▸ Data
——
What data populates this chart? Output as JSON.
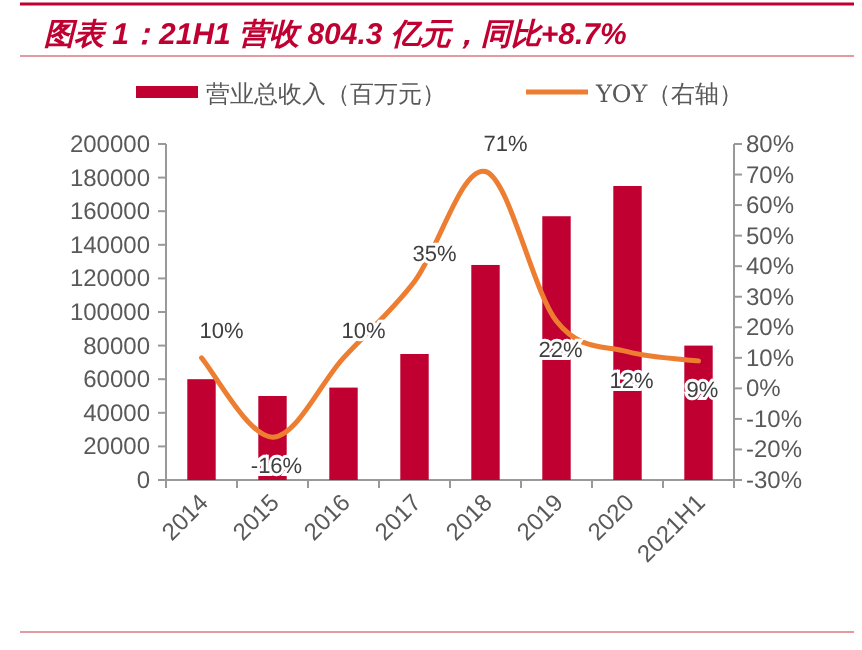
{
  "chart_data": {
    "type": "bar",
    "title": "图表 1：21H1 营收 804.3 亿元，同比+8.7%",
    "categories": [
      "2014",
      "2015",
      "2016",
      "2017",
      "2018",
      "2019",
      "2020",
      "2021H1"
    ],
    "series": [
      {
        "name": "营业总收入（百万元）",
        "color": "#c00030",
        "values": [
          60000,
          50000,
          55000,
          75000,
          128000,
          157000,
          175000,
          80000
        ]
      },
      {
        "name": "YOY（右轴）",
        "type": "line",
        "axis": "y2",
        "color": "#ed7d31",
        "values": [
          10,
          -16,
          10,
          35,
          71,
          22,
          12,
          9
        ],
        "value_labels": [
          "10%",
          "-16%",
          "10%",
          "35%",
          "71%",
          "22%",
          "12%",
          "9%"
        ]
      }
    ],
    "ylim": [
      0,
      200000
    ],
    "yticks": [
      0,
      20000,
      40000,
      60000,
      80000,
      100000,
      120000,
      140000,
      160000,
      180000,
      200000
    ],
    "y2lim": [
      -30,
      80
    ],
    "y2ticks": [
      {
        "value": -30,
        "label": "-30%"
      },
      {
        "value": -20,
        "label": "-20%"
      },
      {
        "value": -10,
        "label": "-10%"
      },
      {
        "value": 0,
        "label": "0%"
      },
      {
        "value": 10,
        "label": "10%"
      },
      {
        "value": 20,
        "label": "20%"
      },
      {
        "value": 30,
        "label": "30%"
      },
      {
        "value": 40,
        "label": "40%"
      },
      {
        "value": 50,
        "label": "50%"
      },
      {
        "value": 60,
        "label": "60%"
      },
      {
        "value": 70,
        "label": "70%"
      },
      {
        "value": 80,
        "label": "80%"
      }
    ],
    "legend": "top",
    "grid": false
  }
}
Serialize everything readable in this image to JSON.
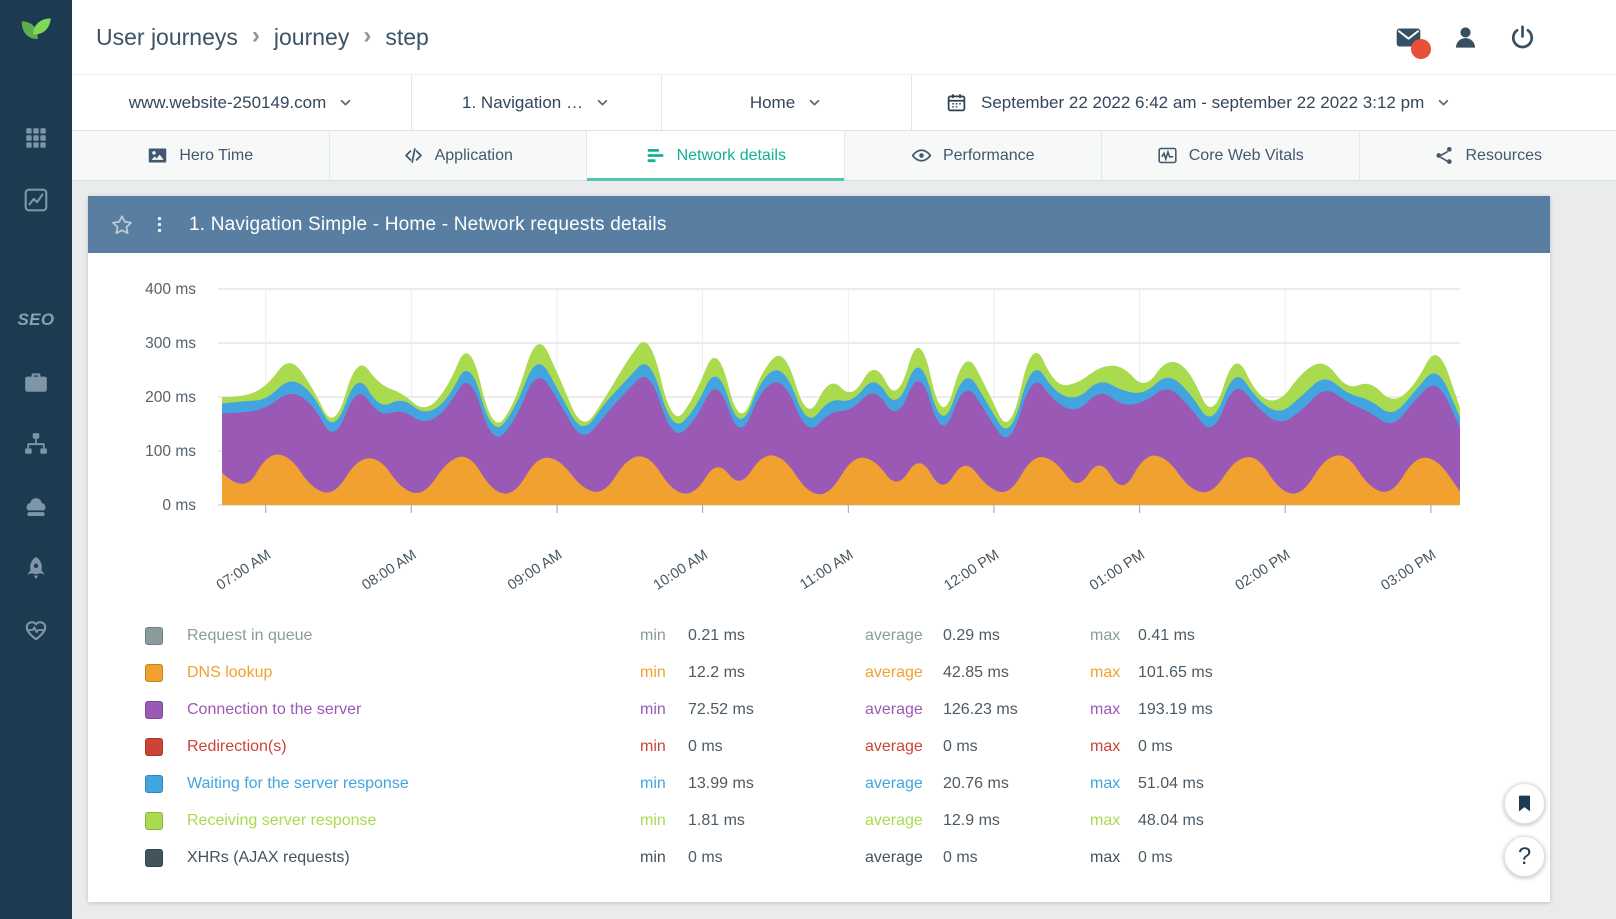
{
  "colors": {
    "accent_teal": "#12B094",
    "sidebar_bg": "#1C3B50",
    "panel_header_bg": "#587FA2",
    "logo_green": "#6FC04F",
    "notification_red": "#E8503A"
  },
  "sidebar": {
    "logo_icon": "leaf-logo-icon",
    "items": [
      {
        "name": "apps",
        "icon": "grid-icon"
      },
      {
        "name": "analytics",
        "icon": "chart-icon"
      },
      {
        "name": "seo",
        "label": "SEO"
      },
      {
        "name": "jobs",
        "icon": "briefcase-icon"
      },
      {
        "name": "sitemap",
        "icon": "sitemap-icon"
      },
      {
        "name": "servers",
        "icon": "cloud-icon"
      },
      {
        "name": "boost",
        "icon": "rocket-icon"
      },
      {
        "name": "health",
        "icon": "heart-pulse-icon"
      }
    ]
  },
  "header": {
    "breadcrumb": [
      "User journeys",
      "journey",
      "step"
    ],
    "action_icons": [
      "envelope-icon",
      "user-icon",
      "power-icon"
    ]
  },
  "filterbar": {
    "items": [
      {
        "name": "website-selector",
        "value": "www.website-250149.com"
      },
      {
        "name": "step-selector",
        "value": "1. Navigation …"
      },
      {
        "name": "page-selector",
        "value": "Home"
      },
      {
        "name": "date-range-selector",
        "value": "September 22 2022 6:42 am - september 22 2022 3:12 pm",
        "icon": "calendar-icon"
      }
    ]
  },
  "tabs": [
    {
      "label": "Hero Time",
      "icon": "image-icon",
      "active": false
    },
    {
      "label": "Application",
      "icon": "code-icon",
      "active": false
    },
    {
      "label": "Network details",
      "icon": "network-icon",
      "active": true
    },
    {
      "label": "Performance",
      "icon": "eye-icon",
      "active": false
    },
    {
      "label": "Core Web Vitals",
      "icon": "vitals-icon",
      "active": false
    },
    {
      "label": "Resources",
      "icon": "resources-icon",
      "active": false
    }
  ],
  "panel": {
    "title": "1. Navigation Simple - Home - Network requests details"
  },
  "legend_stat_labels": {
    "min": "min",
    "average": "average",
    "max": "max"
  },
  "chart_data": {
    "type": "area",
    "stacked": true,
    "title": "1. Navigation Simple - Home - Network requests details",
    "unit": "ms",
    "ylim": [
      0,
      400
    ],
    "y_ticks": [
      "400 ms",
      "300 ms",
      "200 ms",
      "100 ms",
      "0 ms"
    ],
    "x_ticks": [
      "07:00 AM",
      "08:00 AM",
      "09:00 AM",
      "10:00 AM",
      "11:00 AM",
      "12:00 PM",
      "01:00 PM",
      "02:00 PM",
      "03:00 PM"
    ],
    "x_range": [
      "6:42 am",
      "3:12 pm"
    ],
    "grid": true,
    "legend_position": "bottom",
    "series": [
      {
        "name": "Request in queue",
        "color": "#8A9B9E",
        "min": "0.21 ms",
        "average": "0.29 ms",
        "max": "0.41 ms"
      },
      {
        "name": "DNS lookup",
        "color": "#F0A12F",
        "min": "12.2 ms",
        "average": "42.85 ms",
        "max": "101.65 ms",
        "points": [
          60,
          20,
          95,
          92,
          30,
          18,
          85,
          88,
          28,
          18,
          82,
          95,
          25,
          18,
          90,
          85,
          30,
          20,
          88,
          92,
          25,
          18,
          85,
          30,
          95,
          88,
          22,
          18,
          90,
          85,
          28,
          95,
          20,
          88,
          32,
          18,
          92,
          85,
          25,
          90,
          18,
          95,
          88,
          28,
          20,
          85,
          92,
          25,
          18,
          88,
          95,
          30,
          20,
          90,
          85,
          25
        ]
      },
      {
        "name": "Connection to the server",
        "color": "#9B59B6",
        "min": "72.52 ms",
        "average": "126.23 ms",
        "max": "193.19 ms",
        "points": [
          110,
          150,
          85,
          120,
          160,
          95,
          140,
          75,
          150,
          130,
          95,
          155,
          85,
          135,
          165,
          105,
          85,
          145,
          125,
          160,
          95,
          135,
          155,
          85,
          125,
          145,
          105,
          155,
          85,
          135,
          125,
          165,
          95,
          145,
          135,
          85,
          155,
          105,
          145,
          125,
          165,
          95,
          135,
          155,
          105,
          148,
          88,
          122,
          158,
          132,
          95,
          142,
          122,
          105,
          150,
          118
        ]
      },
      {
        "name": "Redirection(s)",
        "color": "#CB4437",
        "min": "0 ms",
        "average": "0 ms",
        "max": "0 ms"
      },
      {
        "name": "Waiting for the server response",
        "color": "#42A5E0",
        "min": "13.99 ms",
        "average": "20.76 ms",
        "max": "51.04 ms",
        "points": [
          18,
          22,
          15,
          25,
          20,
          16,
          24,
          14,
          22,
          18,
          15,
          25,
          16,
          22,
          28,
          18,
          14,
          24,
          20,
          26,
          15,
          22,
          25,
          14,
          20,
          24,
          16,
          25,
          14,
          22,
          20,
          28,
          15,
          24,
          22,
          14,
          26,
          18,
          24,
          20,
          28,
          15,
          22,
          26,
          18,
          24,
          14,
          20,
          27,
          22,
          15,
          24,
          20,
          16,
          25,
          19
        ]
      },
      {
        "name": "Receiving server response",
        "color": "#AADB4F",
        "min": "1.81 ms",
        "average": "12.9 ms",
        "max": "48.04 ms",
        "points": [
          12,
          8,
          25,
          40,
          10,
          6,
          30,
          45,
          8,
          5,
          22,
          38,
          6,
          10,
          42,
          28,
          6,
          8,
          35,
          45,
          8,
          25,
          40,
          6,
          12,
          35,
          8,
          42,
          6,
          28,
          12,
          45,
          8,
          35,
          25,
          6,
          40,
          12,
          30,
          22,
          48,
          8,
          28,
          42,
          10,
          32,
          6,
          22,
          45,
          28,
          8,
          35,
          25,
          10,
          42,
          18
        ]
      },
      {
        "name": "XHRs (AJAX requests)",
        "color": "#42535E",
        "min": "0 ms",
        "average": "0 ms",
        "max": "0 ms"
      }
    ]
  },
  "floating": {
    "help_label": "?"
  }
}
——
▸ What is asked
Using the records given above, list every line that includes the word "this".

▸ Complete output
What data populates this chart? Output as JSON.
Serialize everything readable in this image to JSON.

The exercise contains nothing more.